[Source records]
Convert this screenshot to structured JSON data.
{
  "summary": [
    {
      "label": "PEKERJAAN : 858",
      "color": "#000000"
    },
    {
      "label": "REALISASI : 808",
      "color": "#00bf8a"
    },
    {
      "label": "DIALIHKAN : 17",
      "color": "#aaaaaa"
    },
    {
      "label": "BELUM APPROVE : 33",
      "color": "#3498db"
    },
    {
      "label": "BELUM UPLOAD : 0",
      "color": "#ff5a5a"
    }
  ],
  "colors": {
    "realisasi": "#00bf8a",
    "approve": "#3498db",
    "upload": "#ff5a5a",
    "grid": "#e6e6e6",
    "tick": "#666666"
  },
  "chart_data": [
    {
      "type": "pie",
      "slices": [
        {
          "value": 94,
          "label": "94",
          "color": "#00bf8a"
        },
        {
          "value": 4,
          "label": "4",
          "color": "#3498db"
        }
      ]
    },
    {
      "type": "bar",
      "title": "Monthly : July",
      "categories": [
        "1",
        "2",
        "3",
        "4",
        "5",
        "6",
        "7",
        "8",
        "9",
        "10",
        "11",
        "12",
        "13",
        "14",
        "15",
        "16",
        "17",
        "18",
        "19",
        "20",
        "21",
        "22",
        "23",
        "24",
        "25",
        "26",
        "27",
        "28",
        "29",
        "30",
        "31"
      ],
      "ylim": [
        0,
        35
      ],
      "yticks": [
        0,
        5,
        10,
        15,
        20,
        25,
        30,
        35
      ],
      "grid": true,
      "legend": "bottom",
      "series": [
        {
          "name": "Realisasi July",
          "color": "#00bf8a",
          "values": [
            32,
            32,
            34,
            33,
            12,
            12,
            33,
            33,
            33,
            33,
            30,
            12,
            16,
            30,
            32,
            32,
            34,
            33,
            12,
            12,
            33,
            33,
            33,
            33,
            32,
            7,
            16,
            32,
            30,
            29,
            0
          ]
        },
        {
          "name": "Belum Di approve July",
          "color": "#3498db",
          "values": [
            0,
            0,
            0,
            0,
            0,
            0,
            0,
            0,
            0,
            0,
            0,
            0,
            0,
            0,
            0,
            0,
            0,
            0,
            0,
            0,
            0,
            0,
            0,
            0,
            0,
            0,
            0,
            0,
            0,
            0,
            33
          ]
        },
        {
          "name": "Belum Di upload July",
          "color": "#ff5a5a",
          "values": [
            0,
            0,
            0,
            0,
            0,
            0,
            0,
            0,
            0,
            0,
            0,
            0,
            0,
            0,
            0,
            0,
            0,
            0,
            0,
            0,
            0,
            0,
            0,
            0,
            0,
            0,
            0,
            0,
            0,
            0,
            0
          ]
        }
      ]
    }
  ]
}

Given instruction> Write out the full set of records exactly as given.

The response>
Convert this screenshot to structured JSON data.
{
  "summary": [
    {
      "label": "PEKERJAAN : 858",
      "color": "#000000"
    },
    {
      "label": "REALISASI : 808",
      "color": "#00bf8a"
    },
    {
      "label": "DIALIHKAN : 17",
      "color": "#aaaaaa"
    },
    {
      "label": "BELUM APPROVE : 33",
      "color": "#3498db"
    },
    {
      "label": "BELUM UPLOAD : 0",
      "color": "#ff5a5a"
    }
  ],
  "colors": {
    "realisasi": "#00bf8a",
    "approve": "#3498db",
    "upload": "#ff5a5a",
    "grid": "#e6e6e6",
    "tick": "#666666"
  },
  "chart_data": [
    {
      "type": "pie",
      "slices": [
        {
          "value": 94,
          "label": "94",
          "color": "#00bf8a"
        },
        {
          "value": 4,
          "label": "4",
          "color": "#3498db"
        }
      ]
    },
    {
      "type": "bar",
      "title": "Monthly : July",
      "categories": [
        "1",
        "2",
        "3",
        "4",
        "5",
        "6",
        "7",
        "8",
        "9",
        "10",
        "11",
        "12",
        "13",
        "14",
        "15",
        "16",
        "17",
        "18",
        "19",
        "20",
        "21",
        "22",
        "23",
        "24",
        "25",
        "26",
        "27",
        "28",
        "29",
        "30",
        "31"
      ],
      "ylim": [
        0,
        35
      ],
      "yticks": [
        0,
        5,
        10,
        15,
        20,
        25,
        30,
        35
      ],
      "grid": true,
      "legend": "bottom",
      "series": [
        {
          "name": "Realisasi July",
          "color": "#00bf8a",
          "values": [
            32,
            32,
            34,
            33,
            12,
            12,
            33,
            33,
            33,
            33,
            30,
            12,
            16,
            30,
            32,
            32,
            34,
            33,
            12,
            12,
            33,
            33,
            33,
            33,
            32,
            7,
            16,
            32,
            30,
            29,
            0
          ]
        },
        {
          "name": "Belum Di approve July",
          "color": "#3498db",
          "values": [
            0,
            0,
            0,
            0,
            0,
            0,
            0,
            0,
            0,
            0,
            0,
            0,
            0,
            0,
            0,
            0,
            0,
            0,
            0,
            0,
            0,
            0,
            0,
            0,
            0,
            0,
            0,
            0,
            0,
            0,
            33
          ]
        },
        {
          "name": "Belum Di upload July",
          "color": "#ff5a5a",
          "values": [
            0,
            0,
            0,
            0,
            0,
            0,
            0,
            0,
            0,
            0,
            0,
            0,
            0,
            0,
            0,
            0,
            0,
            0,
            0,
            0,
            0,
            0,
            0,
            0,
            0,
            0,
            0,
            0,
            0,
            0,
            0
          ]
        }
      ]
    }
  ]
}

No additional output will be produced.